--- START OF Raw data ---

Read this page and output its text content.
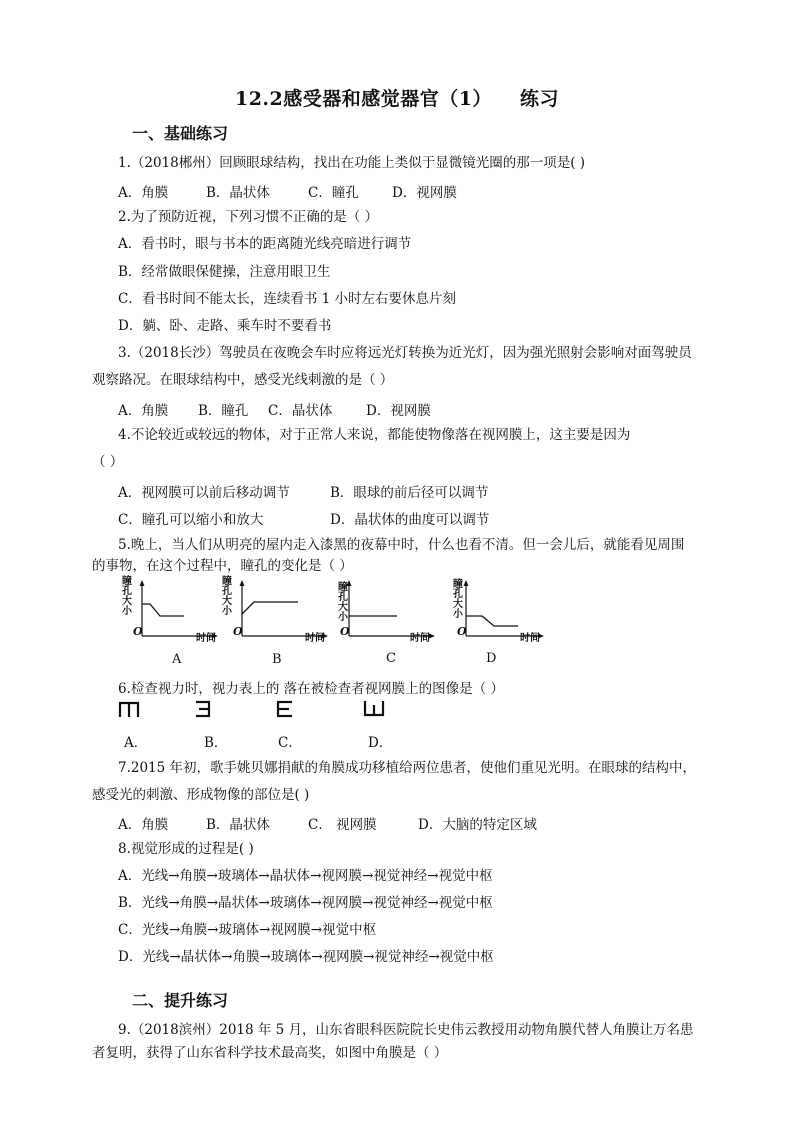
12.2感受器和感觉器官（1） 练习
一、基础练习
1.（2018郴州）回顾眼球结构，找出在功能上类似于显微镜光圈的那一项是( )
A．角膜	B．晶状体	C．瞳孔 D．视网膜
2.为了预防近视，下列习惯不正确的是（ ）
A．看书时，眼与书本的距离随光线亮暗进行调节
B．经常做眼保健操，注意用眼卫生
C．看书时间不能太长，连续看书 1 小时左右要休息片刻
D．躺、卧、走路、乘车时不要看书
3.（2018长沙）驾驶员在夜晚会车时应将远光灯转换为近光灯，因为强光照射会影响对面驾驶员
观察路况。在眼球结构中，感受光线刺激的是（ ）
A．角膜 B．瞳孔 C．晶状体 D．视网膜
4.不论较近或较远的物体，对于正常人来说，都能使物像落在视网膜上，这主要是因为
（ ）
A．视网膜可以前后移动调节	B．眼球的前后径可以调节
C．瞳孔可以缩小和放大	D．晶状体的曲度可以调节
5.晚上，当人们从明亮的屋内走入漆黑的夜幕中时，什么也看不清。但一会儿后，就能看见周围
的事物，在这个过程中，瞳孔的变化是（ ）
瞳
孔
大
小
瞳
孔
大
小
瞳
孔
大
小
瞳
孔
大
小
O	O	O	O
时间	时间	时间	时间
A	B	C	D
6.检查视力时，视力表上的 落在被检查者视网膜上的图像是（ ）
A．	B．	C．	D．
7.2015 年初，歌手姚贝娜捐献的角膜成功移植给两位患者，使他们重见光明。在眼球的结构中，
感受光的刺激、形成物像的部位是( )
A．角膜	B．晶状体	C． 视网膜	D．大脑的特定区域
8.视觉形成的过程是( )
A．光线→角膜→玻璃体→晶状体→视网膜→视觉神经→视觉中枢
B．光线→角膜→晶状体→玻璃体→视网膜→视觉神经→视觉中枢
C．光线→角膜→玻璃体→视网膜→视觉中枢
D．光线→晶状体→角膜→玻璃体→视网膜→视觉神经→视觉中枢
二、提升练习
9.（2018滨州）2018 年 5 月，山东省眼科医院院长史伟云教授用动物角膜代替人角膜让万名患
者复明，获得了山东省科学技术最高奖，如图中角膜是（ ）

--- END OF Raw data ---

▶ What to do
What you return should match the records above word for word, minus the pictures.

▶ Solution
Read this page and output its text content.
12.2感受器和感觉器官（1） 练习
一、基础练习
1.（2018郴州）回顾眼球结构，找出在功能上类似于显微镜光圈的那一项是( )
A．角膜	B．晶状体	C．瞳孔 D．视网膜
2.为了预防近视，下列习惯不正确的是（ ）
A．看书时，眼与书本的距离随光线亮暗进行调节
B．经常做眼保健操，注意用眼卫生
C．看书时间不能太长，连续看书 1 小时左右要休息片刻
D．躺、卧、走路、乘车时不要看书
3.（2018长沙）驾驶员在夜晚会车时应将远光灯转换为近光灯，因为强光照射会影响对面驾驶员
观察路况。在眼球结构中，感受光线刺激的是（ ）
A．角膜 B．瞳孔 C．晶状体 D．视网膜
4.不论较近或较远的物体，对于正常人来说，都能使物像落在视网膜上，这主要是因为
（ ）
A．视网膜可以前后移动调节	B．眼球的前后径可以调节
C．瞳孔可以缩小和放大	D．晶状体的曲度可以调节
5.晚上，当人们从明亮的屋内走入漆黑的夜幕中时，什么也看不清。但一会儿后，就能看见周围
的事物，在这个过程中，瞳孔的变化是（ ）
瞳
孔
大
小
瞳
孔
大
小
瞳
孔
大
小
瞳
孔
大
小
O	O	O	O
时间	时间	时间	时间
A	B	C	D
6.检查视力时，视力表上的 落在被检查者视网膜上的图像是（ ）
A．	B．	C．	D．
7.2015 年初，歌手姚贝娜捐献的角膜成功移植给两位患者，使他们重见光明。在眼球的结构中，
感受光的刺激、形成物像的部位是( )
A．角膜	B．晶状体	C． 视网膜	D．大脑的特定区域
8.视觉形成的过程是( )
A．光线→角膜→玻璃体→晶状体→视网膜→视觉神经→视觉中枢
B．光线→角膜→晶状体→玻璃体→视网膜→视觉神经→视觉中枢
C．光线→角膜→玻璃体→视网膜→视觉中枢
D．光线→晶状体→角膜→玻璃体→视网膜→视觉神经→视觉中枢
二、提升练习
9.（2018滨州）2018 年 5 月，山东省眼科医院院长史伟云教授用动物角膜代替人角膜让万名患
者复明，获得了山东省科学技术最高奖，如图中角膜是（ ）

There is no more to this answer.